**WHAT IS ASKED**
Where a line holds the word "Number", copy that line.

**Figure record extracts**
···
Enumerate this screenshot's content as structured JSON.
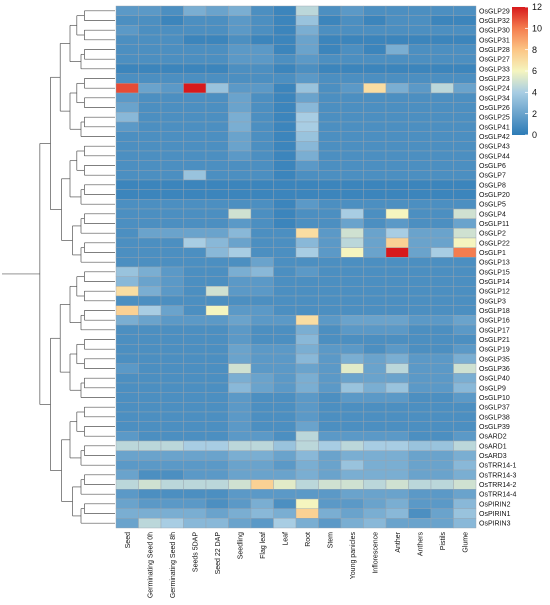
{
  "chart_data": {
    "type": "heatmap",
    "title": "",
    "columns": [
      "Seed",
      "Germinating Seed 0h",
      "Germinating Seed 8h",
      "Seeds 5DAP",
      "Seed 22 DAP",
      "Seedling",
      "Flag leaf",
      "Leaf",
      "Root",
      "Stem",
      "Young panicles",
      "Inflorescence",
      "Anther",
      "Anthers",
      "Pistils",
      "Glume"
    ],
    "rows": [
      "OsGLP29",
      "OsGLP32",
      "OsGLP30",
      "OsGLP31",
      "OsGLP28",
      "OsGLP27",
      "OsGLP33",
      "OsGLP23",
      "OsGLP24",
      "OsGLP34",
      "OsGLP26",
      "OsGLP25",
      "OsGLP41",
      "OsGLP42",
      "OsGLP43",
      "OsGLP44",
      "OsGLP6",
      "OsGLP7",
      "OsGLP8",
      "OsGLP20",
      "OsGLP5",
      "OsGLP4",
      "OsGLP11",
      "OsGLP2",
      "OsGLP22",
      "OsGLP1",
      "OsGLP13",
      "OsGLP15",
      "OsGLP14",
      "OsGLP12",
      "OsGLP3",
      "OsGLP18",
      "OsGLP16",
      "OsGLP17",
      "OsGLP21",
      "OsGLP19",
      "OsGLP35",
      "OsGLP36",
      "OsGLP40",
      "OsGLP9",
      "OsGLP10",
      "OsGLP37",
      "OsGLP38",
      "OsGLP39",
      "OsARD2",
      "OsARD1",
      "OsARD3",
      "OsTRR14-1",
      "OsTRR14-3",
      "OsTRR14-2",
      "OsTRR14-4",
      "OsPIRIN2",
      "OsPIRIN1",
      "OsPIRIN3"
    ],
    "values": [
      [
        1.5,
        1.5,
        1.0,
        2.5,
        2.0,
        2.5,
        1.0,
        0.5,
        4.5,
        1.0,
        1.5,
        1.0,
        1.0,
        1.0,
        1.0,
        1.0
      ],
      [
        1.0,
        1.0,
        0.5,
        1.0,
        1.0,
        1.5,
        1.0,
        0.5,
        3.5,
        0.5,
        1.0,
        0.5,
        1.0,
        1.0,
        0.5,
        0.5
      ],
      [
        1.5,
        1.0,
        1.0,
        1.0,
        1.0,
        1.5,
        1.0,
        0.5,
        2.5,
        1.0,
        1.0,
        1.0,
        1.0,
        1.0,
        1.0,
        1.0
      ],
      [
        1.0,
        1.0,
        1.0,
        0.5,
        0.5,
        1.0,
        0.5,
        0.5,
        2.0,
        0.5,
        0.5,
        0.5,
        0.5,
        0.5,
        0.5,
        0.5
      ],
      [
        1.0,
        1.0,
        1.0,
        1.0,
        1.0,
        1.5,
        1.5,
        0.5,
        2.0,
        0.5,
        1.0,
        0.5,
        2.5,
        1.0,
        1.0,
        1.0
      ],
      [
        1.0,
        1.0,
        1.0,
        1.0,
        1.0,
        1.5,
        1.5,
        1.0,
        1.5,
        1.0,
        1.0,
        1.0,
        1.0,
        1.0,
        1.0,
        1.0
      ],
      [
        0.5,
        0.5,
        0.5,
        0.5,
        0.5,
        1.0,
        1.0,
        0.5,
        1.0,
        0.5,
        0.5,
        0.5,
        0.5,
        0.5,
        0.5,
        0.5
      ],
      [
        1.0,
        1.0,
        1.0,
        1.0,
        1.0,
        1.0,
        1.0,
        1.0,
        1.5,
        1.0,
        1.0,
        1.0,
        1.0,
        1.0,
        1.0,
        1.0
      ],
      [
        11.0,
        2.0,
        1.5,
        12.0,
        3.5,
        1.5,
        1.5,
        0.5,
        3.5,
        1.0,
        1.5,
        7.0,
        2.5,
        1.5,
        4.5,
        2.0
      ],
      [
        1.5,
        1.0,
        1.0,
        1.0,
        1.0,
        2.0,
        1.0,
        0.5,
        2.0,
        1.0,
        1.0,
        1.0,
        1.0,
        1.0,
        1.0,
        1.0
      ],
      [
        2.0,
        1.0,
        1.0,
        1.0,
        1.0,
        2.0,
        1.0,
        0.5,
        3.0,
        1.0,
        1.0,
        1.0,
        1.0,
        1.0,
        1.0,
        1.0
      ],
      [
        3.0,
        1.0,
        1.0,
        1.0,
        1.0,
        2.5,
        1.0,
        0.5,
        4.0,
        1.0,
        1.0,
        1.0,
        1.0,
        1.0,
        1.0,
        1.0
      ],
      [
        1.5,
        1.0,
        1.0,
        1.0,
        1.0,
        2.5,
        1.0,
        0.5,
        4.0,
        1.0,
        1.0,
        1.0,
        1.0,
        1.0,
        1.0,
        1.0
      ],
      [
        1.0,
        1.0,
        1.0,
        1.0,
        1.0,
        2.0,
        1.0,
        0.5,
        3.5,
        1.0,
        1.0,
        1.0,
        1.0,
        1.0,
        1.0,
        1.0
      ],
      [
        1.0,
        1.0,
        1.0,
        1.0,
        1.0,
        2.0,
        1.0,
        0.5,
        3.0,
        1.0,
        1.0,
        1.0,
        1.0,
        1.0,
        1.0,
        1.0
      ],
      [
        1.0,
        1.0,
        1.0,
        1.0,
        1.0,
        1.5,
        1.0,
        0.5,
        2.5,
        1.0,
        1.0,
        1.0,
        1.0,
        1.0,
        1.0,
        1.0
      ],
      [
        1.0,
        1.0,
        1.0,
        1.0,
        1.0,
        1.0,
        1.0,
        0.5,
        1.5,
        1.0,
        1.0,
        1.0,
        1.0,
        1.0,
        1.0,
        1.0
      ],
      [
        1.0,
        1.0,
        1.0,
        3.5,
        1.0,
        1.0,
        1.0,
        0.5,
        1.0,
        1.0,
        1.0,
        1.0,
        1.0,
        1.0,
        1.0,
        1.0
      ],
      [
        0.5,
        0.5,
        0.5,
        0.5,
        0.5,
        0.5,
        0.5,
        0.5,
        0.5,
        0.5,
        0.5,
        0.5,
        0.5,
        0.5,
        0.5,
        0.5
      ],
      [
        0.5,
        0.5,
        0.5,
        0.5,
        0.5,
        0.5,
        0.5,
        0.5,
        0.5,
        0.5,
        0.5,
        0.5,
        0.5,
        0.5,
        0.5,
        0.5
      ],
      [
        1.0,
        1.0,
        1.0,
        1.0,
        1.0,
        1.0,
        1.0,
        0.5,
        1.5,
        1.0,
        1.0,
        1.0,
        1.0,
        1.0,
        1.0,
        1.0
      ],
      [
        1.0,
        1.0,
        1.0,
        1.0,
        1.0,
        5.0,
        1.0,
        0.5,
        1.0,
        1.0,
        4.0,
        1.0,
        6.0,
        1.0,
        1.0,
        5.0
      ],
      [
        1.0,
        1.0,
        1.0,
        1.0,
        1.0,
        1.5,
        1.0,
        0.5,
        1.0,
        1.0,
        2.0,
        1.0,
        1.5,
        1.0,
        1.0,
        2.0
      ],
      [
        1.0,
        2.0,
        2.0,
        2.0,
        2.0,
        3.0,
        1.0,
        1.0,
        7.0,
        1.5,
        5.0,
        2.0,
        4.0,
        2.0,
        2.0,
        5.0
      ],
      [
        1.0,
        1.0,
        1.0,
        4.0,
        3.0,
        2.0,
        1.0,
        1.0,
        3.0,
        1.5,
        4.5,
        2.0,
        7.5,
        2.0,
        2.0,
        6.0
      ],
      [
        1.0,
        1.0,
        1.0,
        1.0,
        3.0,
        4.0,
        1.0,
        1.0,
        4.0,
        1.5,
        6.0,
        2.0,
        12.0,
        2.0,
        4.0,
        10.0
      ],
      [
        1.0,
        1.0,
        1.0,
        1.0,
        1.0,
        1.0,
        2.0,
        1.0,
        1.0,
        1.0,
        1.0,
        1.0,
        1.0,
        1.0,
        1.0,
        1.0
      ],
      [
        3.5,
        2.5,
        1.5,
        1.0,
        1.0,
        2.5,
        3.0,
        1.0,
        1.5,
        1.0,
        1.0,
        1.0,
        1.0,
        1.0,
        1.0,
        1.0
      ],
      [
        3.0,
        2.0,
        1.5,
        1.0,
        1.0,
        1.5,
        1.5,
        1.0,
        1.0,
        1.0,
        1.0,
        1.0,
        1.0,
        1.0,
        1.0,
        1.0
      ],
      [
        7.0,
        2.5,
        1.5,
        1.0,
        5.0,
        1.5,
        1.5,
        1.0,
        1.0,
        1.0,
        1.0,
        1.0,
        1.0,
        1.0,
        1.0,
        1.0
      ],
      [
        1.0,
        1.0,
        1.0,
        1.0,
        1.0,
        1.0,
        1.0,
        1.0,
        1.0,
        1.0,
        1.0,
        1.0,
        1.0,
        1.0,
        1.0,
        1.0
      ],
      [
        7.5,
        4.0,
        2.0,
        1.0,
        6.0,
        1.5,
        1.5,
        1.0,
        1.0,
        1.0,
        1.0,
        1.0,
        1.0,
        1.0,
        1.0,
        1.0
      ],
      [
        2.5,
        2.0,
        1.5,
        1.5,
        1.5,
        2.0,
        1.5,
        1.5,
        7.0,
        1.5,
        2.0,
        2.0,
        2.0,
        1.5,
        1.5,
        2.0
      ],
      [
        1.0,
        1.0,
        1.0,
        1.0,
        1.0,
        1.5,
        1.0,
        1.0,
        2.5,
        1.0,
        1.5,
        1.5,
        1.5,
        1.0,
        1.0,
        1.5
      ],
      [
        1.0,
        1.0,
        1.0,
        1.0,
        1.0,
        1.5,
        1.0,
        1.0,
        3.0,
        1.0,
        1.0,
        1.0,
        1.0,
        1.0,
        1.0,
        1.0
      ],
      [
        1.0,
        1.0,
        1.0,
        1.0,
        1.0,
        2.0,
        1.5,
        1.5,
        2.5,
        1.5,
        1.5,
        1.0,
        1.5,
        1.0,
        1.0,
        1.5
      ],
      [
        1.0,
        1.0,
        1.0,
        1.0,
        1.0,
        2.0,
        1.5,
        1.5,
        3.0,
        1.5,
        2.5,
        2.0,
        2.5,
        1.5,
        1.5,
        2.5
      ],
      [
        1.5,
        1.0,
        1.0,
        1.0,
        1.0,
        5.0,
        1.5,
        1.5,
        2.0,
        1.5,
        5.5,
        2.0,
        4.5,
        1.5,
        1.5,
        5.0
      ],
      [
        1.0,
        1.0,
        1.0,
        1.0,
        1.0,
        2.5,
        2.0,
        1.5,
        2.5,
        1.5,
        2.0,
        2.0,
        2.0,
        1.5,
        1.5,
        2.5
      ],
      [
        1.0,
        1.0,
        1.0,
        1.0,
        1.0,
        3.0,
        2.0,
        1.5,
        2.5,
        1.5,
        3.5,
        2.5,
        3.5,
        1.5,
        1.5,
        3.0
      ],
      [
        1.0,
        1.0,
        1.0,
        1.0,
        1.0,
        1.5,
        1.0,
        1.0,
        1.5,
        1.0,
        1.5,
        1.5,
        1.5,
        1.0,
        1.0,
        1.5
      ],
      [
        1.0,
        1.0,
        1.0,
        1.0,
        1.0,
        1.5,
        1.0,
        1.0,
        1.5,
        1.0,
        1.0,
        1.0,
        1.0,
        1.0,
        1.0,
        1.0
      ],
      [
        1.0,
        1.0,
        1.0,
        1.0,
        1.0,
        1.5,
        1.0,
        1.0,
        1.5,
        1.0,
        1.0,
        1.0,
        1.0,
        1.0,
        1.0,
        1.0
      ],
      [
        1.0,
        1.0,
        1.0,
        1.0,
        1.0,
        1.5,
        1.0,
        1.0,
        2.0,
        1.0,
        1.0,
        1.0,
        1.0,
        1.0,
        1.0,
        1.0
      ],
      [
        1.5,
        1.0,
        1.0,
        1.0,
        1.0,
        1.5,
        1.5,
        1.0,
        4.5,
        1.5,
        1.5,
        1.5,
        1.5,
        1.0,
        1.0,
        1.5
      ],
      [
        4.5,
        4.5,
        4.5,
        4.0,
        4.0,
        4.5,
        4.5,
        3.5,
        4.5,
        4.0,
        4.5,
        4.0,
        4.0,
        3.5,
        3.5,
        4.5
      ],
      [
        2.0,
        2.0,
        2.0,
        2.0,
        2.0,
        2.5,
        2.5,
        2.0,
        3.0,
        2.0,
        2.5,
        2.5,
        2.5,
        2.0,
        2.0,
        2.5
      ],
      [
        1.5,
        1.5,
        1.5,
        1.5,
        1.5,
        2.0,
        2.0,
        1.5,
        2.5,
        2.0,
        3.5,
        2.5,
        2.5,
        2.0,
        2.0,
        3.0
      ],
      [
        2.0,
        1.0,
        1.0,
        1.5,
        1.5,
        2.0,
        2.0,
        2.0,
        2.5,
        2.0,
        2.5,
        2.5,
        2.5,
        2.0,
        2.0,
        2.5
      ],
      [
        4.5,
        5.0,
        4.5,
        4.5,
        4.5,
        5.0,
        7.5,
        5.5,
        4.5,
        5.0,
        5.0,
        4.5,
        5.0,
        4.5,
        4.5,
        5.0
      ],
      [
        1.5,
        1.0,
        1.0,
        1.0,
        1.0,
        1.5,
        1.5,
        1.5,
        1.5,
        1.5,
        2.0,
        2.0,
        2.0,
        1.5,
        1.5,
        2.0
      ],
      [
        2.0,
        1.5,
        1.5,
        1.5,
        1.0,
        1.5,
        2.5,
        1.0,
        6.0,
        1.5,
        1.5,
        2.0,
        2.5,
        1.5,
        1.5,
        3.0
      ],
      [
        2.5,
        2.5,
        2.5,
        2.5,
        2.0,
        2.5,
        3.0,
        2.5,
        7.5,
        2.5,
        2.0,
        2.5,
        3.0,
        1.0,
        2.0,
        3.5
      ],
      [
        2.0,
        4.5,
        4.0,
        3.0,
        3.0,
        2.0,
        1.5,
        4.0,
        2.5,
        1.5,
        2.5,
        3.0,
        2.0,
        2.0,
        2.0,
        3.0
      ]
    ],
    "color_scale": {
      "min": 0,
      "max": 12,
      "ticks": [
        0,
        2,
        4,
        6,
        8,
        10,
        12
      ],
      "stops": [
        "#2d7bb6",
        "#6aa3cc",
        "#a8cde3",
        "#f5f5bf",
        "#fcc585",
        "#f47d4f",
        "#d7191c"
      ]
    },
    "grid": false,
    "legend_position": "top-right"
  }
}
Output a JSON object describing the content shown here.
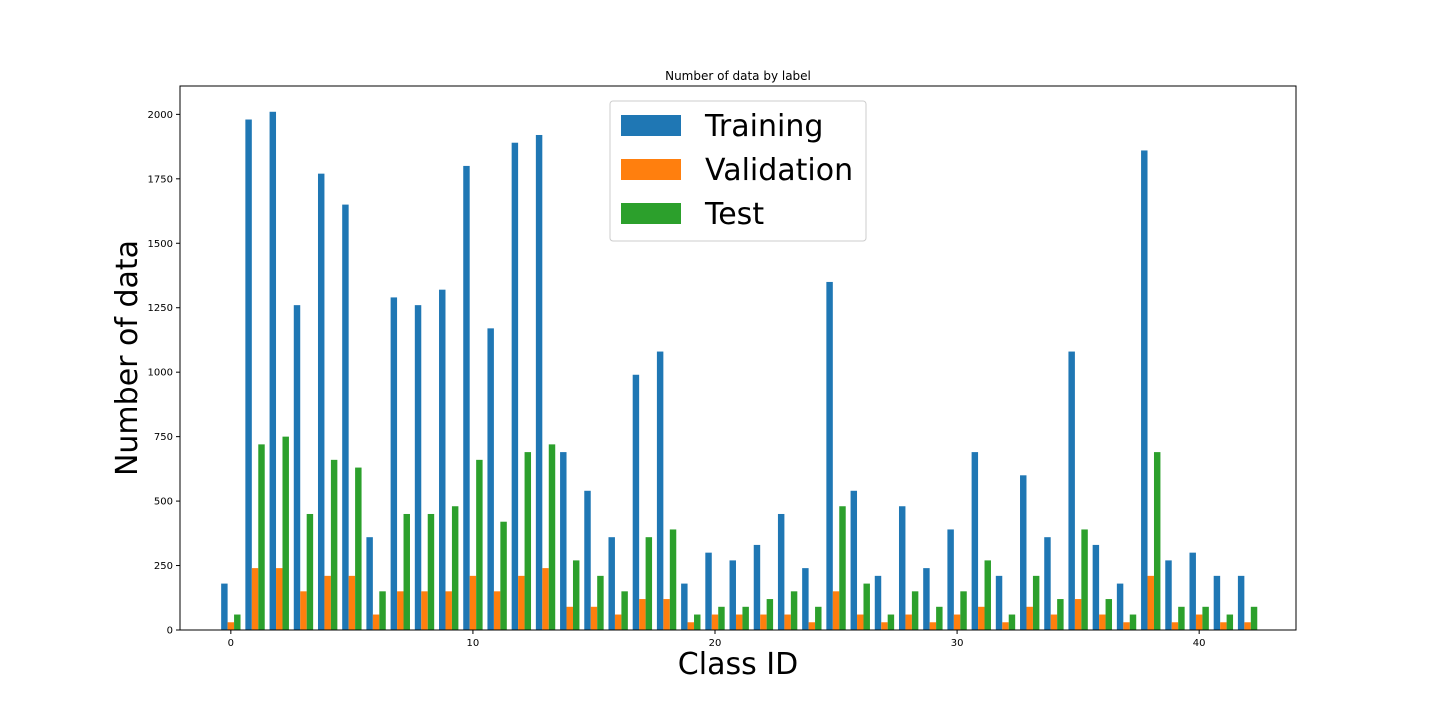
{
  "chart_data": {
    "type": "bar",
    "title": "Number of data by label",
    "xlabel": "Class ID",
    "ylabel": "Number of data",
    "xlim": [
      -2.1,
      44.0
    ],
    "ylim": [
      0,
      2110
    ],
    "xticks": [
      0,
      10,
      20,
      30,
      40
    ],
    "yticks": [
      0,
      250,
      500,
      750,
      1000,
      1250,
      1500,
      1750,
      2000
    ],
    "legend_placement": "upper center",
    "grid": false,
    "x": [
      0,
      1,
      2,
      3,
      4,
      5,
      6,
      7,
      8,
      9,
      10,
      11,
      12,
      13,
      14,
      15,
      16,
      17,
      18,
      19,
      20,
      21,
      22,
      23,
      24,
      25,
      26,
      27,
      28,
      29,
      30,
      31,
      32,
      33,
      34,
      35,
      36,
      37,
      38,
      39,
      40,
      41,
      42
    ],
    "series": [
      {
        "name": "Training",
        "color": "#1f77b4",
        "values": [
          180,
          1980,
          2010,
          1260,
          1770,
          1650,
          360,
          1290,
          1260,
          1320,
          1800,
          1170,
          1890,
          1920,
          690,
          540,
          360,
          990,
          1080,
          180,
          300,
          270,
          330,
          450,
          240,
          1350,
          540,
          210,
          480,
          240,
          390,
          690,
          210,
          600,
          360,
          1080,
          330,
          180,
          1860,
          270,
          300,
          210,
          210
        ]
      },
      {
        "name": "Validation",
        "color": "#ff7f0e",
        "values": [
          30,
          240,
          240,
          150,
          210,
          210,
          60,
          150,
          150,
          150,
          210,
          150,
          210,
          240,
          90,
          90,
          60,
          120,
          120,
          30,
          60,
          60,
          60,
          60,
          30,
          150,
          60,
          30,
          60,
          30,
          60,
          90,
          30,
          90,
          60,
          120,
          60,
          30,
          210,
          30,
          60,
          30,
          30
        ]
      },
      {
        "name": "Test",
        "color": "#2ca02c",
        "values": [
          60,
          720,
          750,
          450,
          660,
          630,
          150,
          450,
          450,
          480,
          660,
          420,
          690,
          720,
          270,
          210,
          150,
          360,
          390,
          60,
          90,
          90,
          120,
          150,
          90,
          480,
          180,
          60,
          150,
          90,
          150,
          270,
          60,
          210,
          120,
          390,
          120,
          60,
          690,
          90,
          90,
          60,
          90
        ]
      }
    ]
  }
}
···
**WRITTEN REPLY**
    "title": "Number of data by label",
    "ylabel": "Number of data",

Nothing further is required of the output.